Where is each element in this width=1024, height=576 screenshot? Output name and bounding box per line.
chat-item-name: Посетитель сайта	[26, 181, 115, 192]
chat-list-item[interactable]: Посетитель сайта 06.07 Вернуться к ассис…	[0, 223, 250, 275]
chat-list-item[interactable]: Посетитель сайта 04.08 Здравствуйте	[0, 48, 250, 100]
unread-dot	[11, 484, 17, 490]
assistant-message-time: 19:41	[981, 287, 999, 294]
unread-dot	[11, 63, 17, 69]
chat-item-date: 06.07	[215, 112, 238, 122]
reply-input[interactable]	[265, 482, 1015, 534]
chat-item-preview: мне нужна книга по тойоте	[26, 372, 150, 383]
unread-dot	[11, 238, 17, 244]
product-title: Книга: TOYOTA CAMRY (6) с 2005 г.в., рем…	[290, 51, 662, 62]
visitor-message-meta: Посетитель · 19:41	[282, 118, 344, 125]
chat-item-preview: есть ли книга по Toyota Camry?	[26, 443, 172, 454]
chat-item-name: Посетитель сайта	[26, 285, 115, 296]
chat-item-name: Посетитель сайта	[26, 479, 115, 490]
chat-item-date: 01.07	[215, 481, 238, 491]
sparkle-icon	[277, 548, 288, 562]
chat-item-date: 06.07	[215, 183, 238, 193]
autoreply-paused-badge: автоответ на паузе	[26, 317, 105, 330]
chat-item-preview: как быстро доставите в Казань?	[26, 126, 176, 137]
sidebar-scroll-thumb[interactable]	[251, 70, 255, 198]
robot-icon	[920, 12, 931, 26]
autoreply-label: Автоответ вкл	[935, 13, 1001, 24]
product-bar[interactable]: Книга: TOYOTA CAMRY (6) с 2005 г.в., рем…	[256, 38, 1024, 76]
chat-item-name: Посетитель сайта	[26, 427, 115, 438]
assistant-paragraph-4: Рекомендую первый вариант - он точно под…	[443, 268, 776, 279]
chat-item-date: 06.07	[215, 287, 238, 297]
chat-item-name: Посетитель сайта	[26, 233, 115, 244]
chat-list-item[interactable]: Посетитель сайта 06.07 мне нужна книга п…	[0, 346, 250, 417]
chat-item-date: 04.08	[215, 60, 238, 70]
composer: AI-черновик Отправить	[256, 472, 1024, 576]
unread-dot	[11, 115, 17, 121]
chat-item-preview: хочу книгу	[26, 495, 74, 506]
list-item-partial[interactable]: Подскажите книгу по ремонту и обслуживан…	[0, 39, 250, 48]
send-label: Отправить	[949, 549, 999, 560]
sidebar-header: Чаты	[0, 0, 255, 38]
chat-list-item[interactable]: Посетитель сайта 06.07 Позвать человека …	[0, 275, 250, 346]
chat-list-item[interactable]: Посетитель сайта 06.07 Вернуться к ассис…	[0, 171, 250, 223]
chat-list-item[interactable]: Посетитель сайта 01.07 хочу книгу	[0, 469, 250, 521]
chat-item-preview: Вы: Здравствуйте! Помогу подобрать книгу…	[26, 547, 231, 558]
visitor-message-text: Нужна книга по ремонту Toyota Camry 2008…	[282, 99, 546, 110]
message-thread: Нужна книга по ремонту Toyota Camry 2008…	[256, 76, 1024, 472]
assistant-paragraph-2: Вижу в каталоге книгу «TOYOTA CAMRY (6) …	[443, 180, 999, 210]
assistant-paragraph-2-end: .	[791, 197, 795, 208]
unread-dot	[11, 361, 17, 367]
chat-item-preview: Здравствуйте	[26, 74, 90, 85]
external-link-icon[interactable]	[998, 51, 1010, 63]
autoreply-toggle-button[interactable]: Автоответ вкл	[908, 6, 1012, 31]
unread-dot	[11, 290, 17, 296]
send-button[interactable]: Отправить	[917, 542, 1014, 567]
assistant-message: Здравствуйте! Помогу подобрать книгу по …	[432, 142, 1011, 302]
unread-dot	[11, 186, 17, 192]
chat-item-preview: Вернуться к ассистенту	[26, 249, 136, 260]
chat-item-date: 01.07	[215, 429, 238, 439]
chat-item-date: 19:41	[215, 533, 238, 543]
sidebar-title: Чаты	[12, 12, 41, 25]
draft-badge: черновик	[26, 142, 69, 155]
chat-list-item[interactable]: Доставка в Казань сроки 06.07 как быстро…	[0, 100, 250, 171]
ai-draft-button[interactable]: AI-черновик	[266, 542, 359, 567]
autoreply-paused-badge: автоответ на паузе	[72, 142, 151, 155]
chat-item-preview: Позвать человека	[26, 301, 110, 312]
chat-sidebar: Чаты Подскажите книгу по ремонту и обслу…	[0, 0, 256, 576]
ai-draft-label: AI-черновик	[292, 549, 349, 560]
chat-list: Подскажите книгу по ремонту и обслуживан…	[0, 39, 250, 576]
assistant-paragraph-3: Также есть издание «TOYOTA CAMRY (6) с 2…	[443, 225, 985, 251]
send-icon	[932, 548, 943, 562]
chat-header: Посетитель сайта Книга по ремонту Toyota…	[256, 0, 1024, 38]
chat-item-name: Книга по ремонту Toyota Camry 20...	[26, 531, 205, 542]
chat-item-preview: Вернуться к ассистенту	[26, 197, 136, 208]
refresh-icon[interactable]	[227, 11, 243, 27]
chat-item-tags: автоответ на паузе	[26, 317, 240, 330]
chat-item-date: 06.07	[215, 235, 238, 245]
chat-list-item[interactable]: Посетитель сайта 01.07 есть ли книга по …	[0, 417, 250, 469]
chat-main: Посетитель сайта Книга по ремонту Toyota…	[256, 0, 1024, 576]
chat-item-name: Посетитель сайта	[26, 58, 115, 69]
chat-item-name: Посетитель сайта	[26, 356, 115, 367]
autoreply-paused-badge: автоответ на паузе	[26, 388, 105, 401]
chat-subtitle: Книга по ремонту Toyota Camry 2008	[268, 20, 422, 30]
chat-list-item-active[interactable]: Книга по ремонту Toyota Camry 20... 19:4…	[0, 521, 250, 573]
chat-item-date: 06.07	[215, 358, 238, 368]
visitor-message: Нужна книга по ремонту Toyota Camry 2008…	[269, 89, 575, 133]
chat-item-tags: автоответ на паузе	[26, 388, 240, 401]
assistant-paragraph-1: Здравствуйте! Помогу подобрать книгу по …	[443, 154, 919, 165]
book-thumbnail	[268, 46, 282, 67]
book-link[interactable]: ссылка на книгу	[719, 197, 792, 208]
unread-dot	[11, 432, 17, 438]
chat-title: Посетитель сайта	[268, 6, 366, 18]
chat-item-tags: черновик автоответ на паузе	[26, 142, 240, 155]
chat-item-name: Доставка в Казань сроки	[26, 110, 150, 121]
--*--
Task objective: Could you update every one of the entries above so that "unread-dot" reads "new-message-dot" and all else stays the same?

Finished answer:
Where is each element in this width=1024, height=576 screenshot? Output name and bounding box per line.
chat-item-name: Посетитель сайта	[26, 181, 115, 192]
chat-list-item[interactable]: Посетитель сайта 06.07 Вернуться к ассис…	[0, 223, 250, 275]
chat-list-item[interactable]: Посетитель сайта 04.08 Здравствуйте	[0, 48, 250, 100]
new-message-dot	[11, 484, 17, 490]
assistant-message-time: 19:41	[981, 287, 999, 294]
new-message-dot	[11, 63, 17, 69]
chat-item-date: 06.07	[215, 112, 238, 122]
reply-input[interactable]	[265, 482, 1015, 534]
chat-item-preview: мне нужна книга по тойоте	[26, 372, 150, 383]
new-message-dot	[11, 238, 17, 244]
product-title: Книга: TOYOTA CAMRY (6) с 2005 г.в., рем…	[290, 51, 662, 62]
visitor-message-meta: Посетитель · 19:41	[282, 118, 344, 125]
chat-item-preview: есть ли книга по Toyota Camry?	[26, 443, 172, 454]
chat-item-name: Посетитель сайта	[26, 285, 115, 296]
chat-item-name: Посетитель сайта	[26, 479, 115, 490]
chat-item-date: 01.07	[215, 481, 238, 491]
sparkle-icon	[277, 548, 288, 562]
chat-item-date: 06.07	[215, 183, 238, 193]
autoreply-paused-badge: автоответ на паузе	[26, 317, 105, 330]
chat-item-preview: как быстро доставите в Казань?	[26, 126, 176, 137]
sidebar-scroll-thumb[interactable]	[251, 70, 255, 198]
robot-icon	[920, 12, 931, 26]
autoreply-label: Автоответ вкл	[935, 13, 1001, 24]
product-bar[interactable]: Книга: TOYOTA CAMRY (6) с 2005 г.в., рем…	[256, 38, 1024, 76]
chat-item-name: Посетитель сайта	[26, 427, 115, 438]
assistant-paragraph-4: Рекомендую первый вариант - он точно под…	[443, 268, 776, 279]
chat-item-date: 06.07	[215, 287, 238, 297]
chat-item-name: Посетитель сайта	[26, 233, 115, 244]
chat-list-item[interactable]: Посетитель сайта 06.07 мне нужна книга п…	[0, 346, 250, 417]
chat-item-date: 04.08	[215, 60, 238, 70]
composer: AI-черновик Отправить	[256, 472, 1024, 576]
new-message-dot	[11, 115, 17, 121]
chat-item-preview: хочу книгу	[26, 495, 74, 506]
list-item-partial[interactable]: Подскажите книгу по ремонту и обслуживан…	[0, 39, 250, 48]
send-label: Отправить	[949, 549, 999, 560]
sidebar-header: Чаты	[0, 0, 255, 38]
chat-list-item[interactable]: Посетитель сайта 06.07 Позвать человека …	[0, 275, 250, 346]
chat-list-item[interactable]: Посетитель сайта 06.07 Вернуться к ассис…	[0, 171, 250, 223]
chat-list-item[interactable]: Посетитель сайта 01.07 хочу книгу	[0, 469, 250, 521]
chat-item-preview: Вы: Здравствуйте! Помогу подобрать книгу…	[26, 547, 231, 558]
visitor-message-text: Нужна книга по ремонту Toyota Camry 2008…	[282, 99, 546, 110]
message-thread: Нужна книга по ремонту Toyota Camry 2008…	[256, 76, 1024, 472]
assistant-paragraph-2: Вижу в каталоге книгу «TOYOTA CAMRY (6) …	[443, 180, 999, 210]
assistant-paragraph-2-end: .	[791, 197, 795, 208]
new-message-dot	[11, 361, 17, 367]
chat-item-preview: Здравствуйте	[26, 74, 90, 85]
external-link-icon[interactable]	[998, 51, 1010, 63]
autoreply-toggle-button[interactable]: Автоответ вкл	[908, 6, 1012, 31]
new-message-dot	[11, 290, 17, 296]
send-button[interactable]: Отправить	[917, 542, 1014, 567]
assistant-message: Здравствуйте! Помогу подобрать книгу по …	[432, 142, 1011, 302]
new-message-dot	[11, 186, 17, 192]
chat-item-preview: Вернуться к ассистенту	[26, 249, 136, 260]
chat-item-date: 01.07	[215, 429, 238, 439]
chat-item-date: 19:41	[215, 533, 238, 543]
sidebar-title: Чаты	[12, 12, 41, 25]
draft-badge: черновик	[26, 142, 69, 155]
chat-list-item[interactable]: Доставка в Казань сроки 06.07 как быстро…	[0, 100, 250, 171]
ai-draft-button[interactable]: AI-черновик	[266, 542, 359, 567]
autoreply-paused-badge: автоответ на паузе	[72, 142, 151, 155]
chat-item-preview: Позвать человека	[26, 301, 110, 312]
chat-sidebar: Чаты Подскажите книгу по ремонту и обслу…	[0, 0, 256, 576]
ai-draft-label: AI-черновик	[292, 549, 349, 560]
chat-list: Подскажите книгу по ремонту и обслуживан…	[0, 39, 250, 576]
assistant-paragraph-3: Также есть издание «TOYOTA CAMRY (6) с 2…	[443, 225, 985, 251]
send-icon	[932, 548, 943, 562]
chat-header: Посетитель сайта Книга по ремонту Toyota…	[256, 0, 1024, 38]
chat-item-name: Книга по ремонту Toyota Camry 20...	[26, 531, 205, 542]
chat-item-preview: Вернуться к ассистенту	[26, 197, 136, 208]
refresh-icon[interactable]	[227, 11, 243, 27]
chat-item-tags: автоответ на паузе	[26, 317, 240, 330]
chat-item-date: 06.07	[215, 235, 238, 245]
chat-list-item[interactable]: Посетитель сайта 01.07 есть ли книга по …	[0, 417, 250, 469]
chat-main: Посетитель сайта Книга по ремонту Toyota…	[256, 0, 1024, 576]
chat-item-name: Посетитель сайта	[26, 58, 115, 69]
chat-item-name: Посетитель сайта	[26, 356, 115, 367]
autoreply-paused-badge: автоответ на паузе	[26, 388, 105, 401]
chat-subtitle: Книга по ремонту Toyota Camry 2008	[268, 20, 422, 30]
chat-list-item-active[interactable]: Книга по ремонту Toyota Camry 20... 19:4…	[0, 521, 250, 573]
chat-item-date: 06.07	[215, 358, 238, 368]
visitor-message: Нужна книга по ремонту Toyota Camry 2008…	[269, 89, 575, 133]
chat-item-tags: автоответ на паузе	[26, 388, 240, 401]
assistant-paragraph-1: Здравствуйте! Помогу подобрать книгу по …	[443, 154, 919, 165]
book-thumbnail	[268, 46, 282, 67]
book-link[interactable]: ссылка на книгу	[719, 197, 792, 208]
new-message-dot	[11, 432, 17, 438]
chat-title: Посетитель сайта	[268, 6, 366, 18]
chat-item-tags: черновик автоответ на паузе	[26, 142, 240, 155]
chat-item-name: Доставка в Казань сроки	[26, 110, 150, 121]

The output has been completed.